**Goal**
Where a line contains the word "average", copy that line in full.

**Records provided**
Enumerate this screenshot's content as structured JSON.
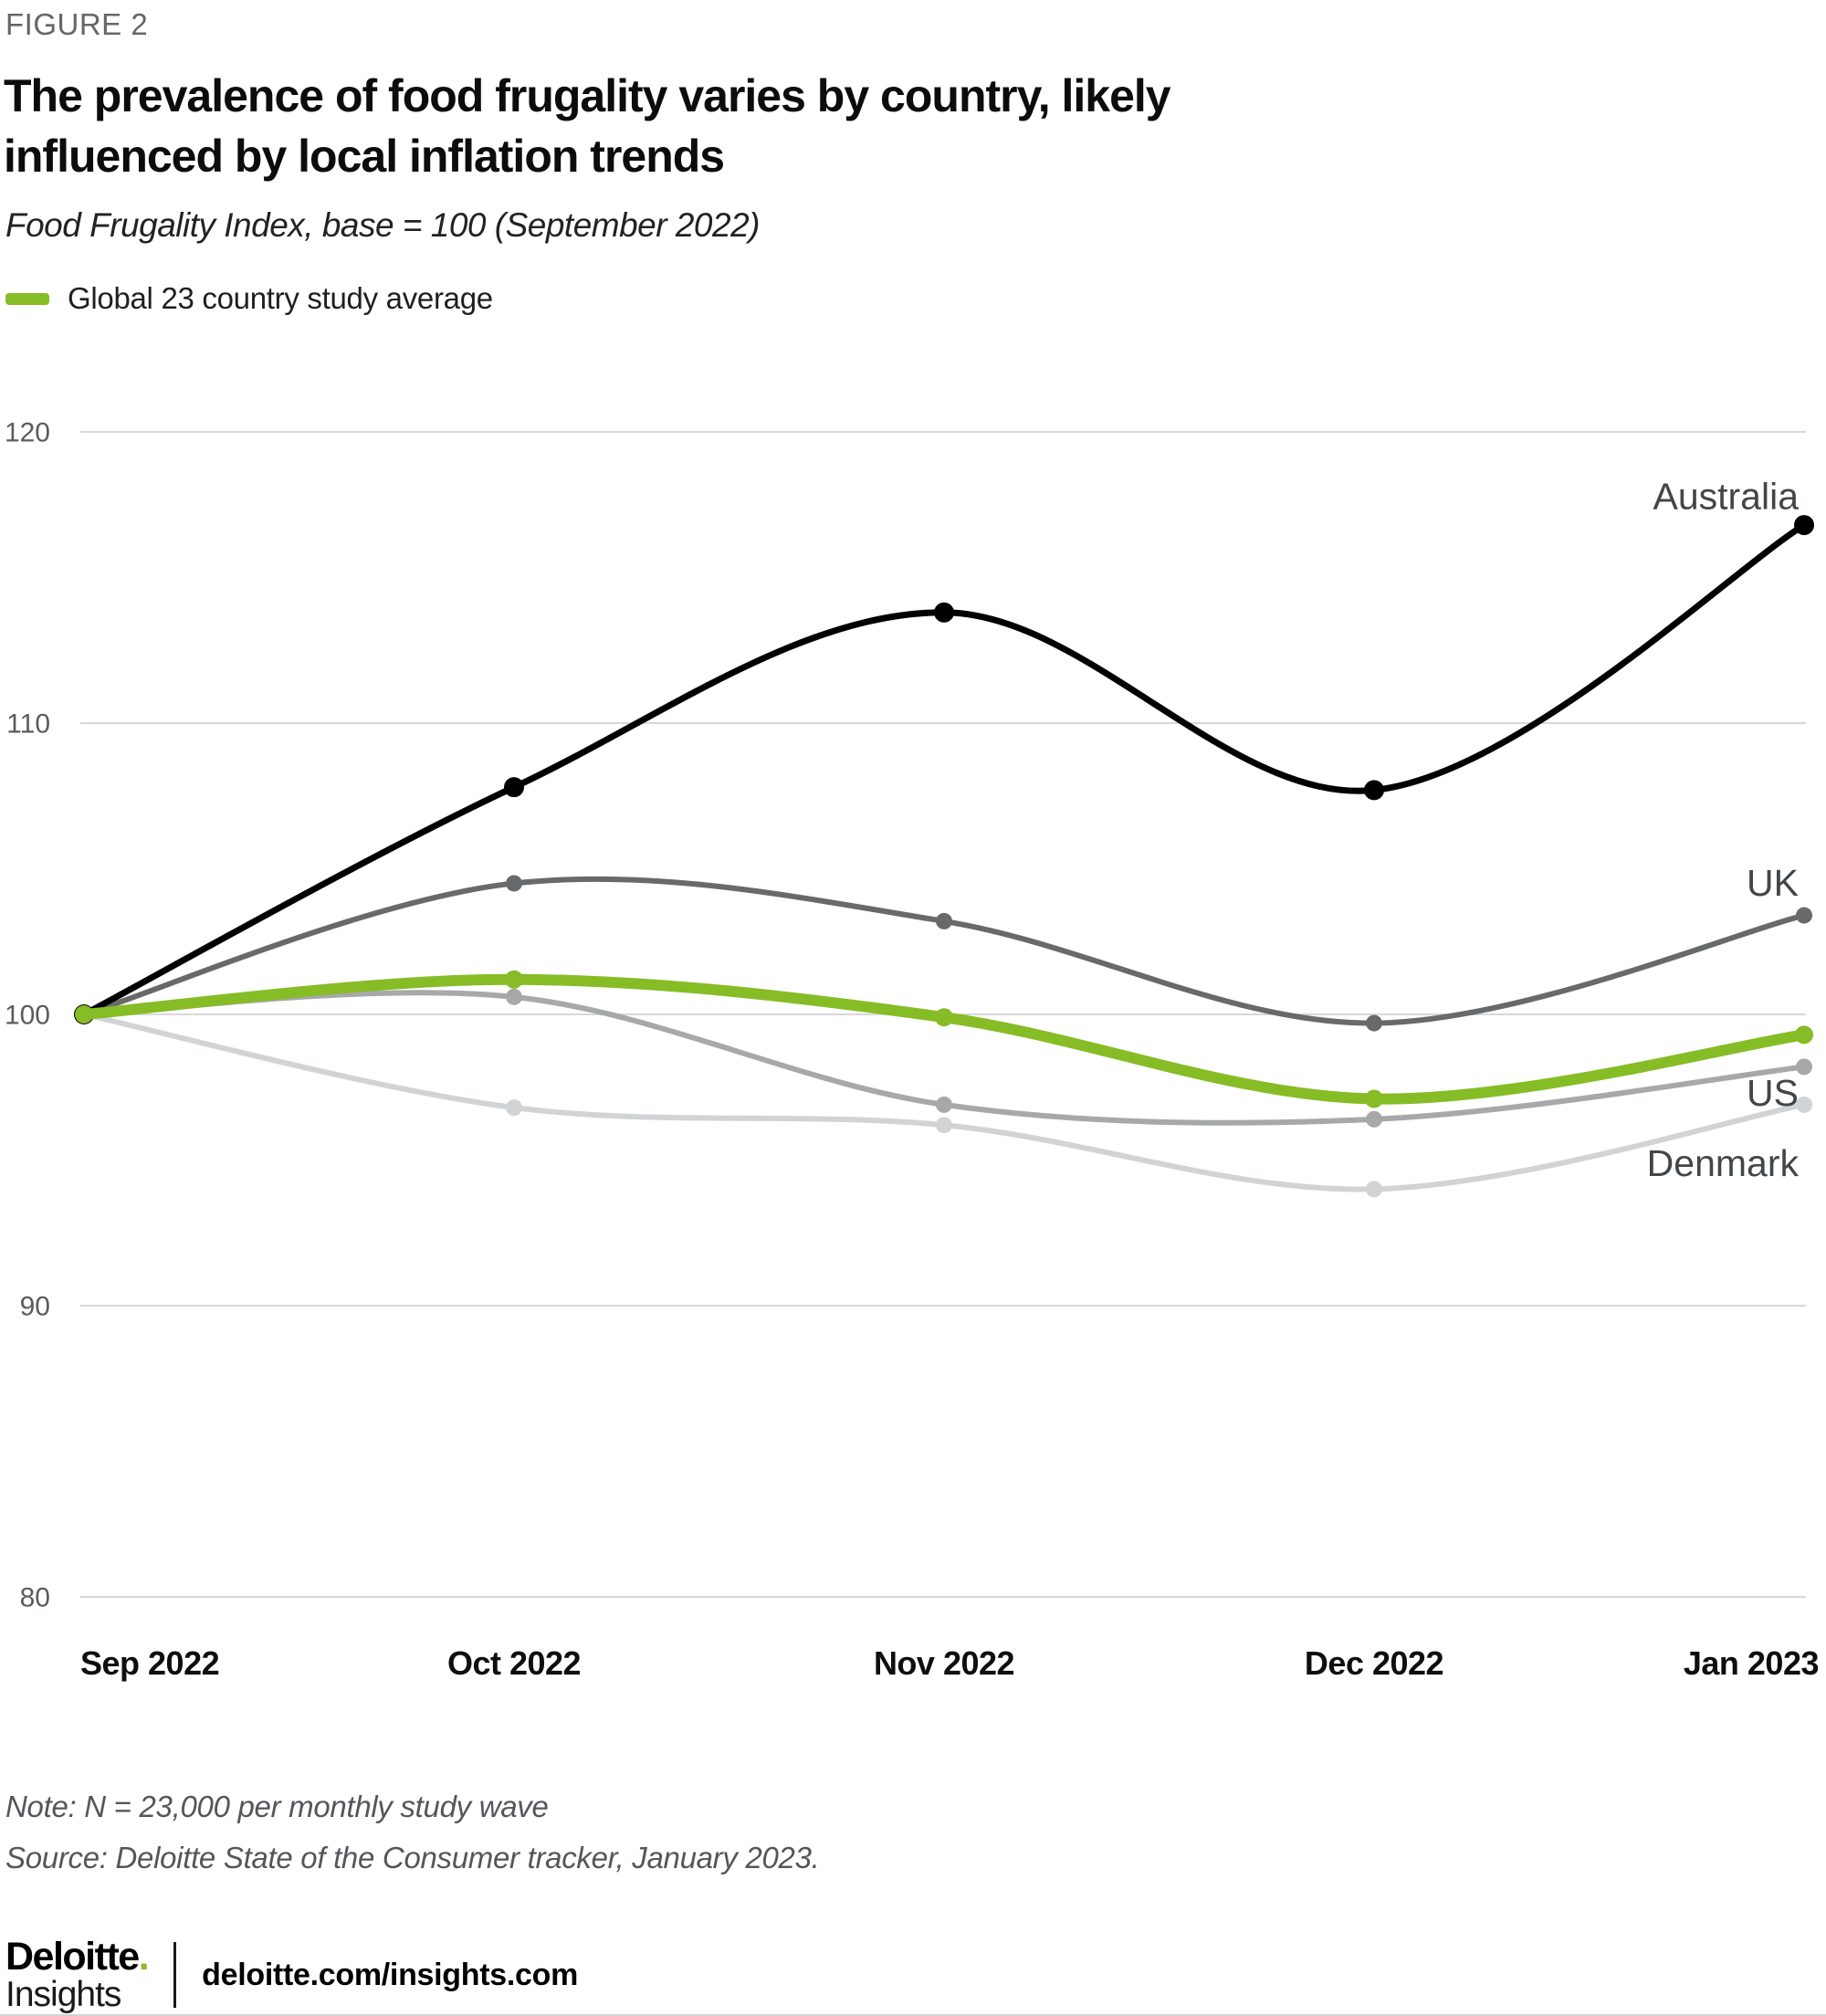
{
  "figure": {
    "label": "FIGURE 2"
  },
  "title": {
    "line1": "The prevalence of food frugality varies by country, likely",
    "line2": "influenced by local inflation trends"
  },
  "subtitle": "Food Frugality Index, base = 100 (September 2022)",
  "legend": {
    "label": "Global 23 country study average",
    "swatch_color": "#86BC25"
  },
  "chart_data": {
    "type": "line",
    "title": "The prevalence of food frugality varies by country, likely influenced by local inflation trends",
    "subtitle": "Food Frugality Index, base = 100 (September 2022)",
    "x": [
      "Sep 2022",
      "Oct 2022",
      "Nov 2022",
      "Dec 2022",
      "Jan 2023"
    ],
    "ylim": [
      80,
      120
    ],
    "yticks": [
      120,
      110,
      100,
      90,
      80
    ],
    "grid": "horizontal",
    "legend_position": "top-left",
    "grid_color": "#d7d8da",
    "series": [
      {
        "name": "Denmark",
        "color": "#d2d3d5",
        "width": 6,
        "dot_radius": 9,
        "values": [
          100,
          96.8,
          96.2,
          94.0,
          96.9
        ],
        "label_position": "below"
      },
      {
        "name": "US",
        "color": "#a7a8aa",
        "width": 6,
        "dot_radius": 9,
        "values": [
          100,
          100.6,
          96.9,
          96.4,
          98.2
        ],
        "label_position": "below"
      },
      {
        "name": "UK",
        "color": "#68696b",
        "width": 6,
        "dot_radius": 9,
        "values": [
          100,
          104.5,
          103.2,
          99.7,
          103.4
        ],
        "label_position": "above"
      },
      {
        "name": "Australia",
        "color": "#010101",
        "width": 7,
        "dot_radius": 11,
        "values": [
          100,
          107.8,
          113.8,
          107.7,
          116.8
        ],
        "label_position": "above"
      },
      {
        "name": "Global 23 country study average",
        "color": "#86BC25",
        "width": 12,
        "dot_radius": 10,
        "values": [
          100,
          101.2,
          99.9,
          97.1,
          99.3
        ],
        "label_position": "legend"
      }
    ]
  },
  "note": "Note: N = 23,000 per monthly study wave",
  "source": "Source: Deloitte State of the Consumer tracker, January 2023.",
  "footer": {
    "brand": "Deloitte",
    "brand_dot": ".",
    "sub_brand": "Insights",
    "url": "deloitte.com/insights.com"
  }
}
---
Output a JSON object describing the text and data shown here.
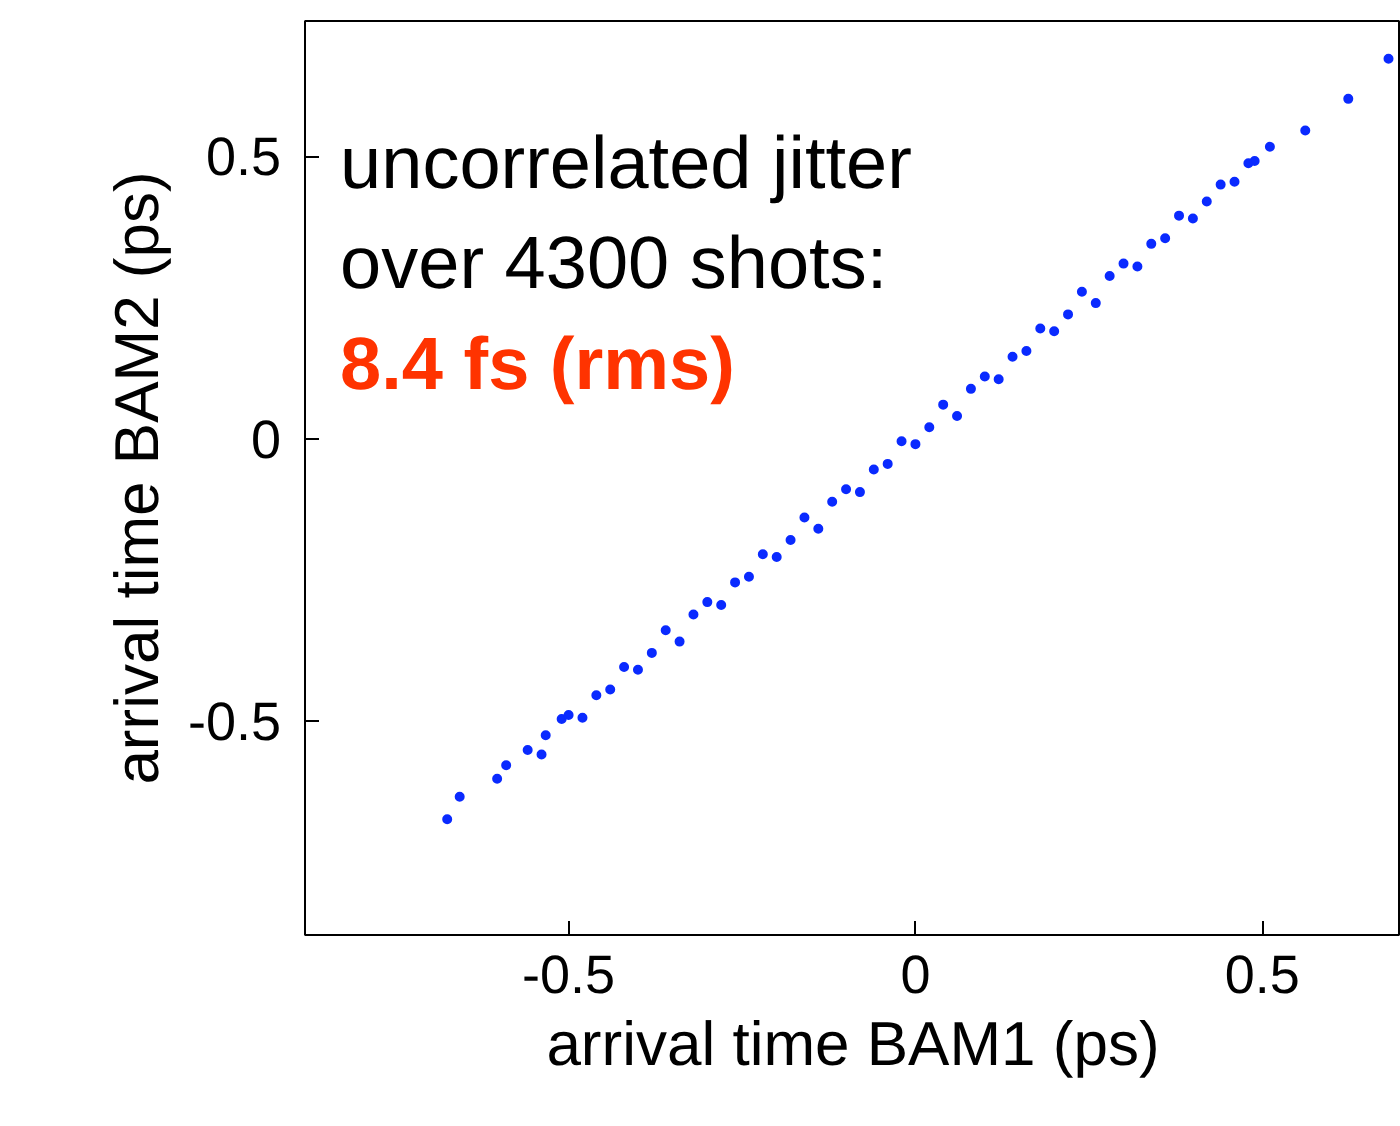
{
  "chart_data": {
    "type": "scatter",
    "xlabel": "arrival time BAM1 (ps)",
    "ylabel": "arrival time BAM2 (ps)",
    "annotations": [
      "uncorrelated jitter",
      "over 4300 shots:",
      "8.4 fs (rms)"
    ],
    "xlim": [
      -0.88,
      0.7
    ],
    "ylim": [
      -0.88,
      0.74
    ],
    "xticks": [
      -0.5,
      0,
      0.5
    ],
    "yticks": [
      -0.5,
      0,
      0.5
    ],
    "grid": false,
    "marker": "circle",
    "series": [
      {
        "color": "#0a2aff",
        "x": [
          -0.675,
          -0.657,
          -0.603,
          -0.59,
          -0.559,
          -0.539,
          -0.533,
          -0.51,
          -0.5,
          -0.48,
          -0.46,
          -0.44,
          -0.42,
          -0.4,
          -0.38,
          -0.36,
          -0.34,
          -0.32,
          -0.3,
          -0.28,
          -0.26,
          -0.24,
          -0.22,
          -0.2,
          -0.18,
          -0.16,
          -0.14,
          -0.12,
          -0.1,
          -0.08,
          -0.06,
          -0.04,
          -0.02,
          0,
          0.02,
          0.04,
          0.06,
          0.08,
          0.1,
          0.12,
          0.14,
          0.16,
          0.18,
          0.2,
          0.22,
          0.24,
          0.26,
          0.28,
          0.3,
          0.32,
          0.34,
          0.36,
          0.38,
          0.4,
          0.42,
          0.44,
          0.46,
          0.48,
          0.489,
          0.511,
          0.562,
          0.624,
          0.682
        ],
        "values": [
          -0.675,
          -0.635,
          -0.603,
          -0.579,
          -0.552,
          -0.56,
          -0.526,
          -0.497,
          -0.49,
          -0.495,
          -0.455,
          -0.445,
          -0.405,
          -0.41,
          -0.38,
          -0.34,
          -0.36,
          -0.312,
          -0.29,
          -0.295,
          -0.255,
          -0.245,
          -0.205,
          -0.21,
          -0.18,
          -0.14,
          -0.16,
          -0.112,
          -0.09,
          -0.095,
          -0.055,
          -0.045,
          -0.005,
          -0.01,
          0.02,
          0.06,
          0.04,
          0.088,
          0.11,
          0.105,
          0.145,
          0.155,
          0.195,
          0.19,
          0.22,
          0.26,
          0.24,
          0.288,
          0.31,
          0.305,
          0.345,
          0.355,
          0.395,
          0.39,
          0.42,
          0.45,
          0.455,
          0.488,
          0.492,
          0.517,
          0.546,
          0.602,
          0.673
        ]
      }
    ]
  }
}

**Written response**
    "label": "Global 23 country study average",
        "name": "Global 23 country study average",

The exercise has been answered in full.